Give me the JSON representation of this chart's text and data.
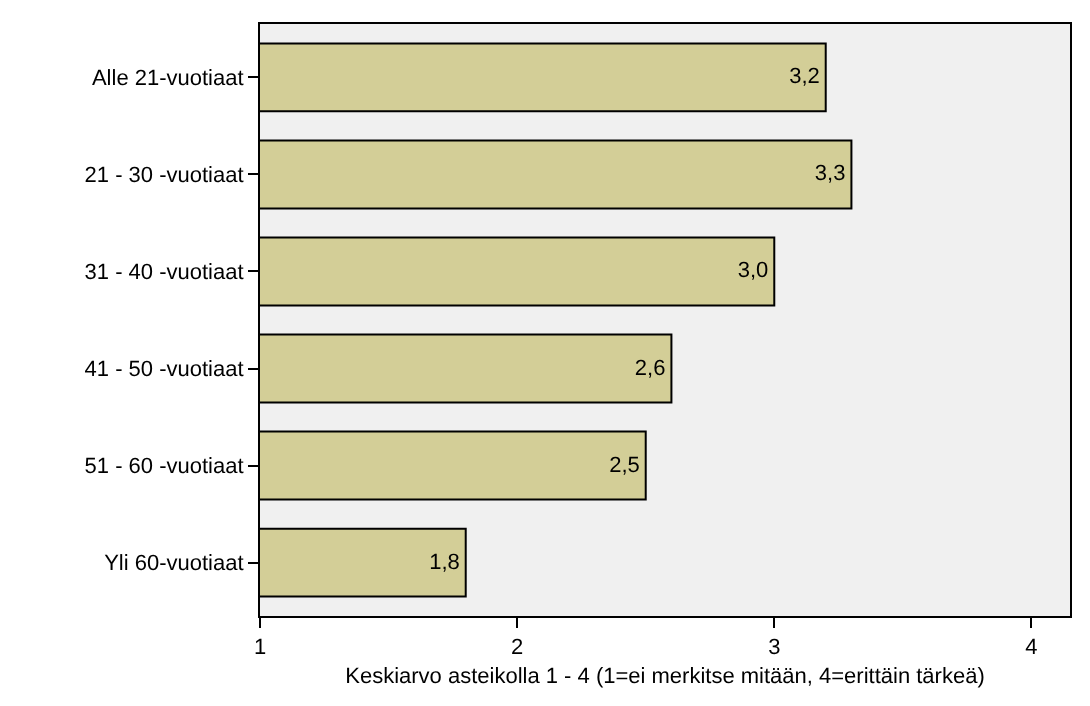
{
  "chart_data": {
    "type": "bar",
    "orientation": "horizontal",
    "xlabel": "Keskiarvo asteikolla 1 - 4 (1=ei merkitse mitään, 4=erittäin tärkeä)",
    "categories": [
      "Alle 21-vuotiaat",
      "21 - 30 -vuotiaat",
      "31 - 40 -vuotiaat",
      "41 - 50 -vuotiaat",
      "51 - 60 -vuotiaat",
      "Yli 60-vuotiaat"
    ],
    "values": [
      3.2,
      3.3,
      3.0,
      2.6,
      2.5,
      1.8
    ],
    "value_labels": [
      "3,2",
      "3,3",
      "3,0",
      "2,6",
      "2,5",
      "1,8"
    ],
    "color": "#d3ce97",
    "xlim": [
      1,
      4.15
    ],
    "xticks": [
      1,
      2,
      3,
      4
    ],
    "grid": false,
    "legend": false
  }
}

------------

## Exercise requirements
Reproduce the entries above without change, omitting all pictures.

## Correct result
Give me the JSON representation of this chart's text and data.
{
  "chart_data": {
    "type": "bar",
    "orientation": "horizontal",
    "xlabel": "Keskiarvo asteikolla 1 - 4 (1=ei merkitse mitään, 4=erittäin tärkeä)",
    "categories": [
      "Alle 21-vuotiaat",
      "21 - 30 -vuotiaat",
      "31 - 40 -vuotiaat",
      "41 - 50 -vuotiaat",
      "51 - 60 -vuotiaat",
      "Yli 60-vuotiaat"
    ],
    "values": [
      3.2,
      3.3,
      3.0,
      2.6,
      2.5,
      1.8
    ],
    "value_labels": [
      "3,2",
      "3,3",
      "3,0",
      "2,6",
      "2,5",
      "1,8"
    ],
    "color": "#d3ce97",
    "xlim": [
      1,
      4.15
    ],
    "xticks": [
      1,
      2,
      3,
      4
    ],
    "grid": false,
    "legend": false
  }
}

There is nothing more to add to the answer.